CHALLENGE: Of all the lines in these entries, how many contain the string "color"? Give only that count.

* Start SUPPLIED DATA *

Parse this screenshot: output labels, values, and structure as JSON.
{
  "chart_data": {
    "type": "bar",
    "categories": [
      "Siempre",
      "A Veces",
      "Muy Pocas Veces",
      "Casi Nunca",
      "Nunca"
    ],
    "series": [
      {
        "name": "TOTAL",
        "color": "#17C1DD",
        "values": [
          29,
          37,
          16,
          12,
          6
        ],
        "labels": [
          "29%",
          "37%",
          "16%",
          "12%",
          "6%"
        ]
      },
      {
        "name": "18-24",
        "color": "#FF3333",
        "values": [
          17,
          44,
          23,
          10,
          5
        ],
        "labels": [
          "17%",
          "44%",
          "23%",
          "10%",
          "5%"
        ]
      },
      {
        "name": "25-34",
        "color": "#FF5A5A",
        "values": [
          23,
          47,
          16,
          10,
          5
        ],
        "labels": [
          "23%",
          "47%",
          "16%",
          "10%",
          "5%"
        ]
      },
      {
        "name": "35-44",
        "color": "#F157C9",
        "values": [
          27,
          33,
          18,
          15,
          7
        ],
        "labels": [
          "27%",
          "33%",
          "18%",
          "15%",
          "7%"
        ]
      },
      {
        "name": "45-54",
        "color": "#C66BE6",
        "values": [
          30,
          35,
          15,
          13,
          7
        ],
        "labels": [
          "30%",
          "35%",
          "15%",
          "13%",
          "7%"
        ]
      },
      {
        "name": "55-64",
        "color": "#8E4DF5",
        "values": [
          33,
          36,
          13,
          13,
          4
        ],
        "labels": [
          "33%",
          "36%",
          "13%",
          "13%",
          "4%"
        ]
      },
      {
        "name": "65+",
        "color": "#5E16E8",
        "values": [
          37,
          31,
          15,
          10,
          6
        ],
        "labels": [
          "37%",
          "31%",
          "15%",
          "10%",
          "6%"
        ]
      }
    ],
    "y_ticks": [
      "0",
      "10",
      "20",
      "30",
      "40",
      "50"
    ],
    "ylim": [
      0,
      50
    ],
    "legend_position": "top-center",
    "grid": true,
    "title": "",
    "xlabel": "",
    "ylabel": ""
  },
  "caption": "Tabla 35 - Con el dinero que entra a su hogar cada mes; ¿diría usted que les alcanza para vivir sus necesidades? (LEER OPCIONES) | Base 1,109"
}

* End SUPPLIED DATA *

RESPONSE: 7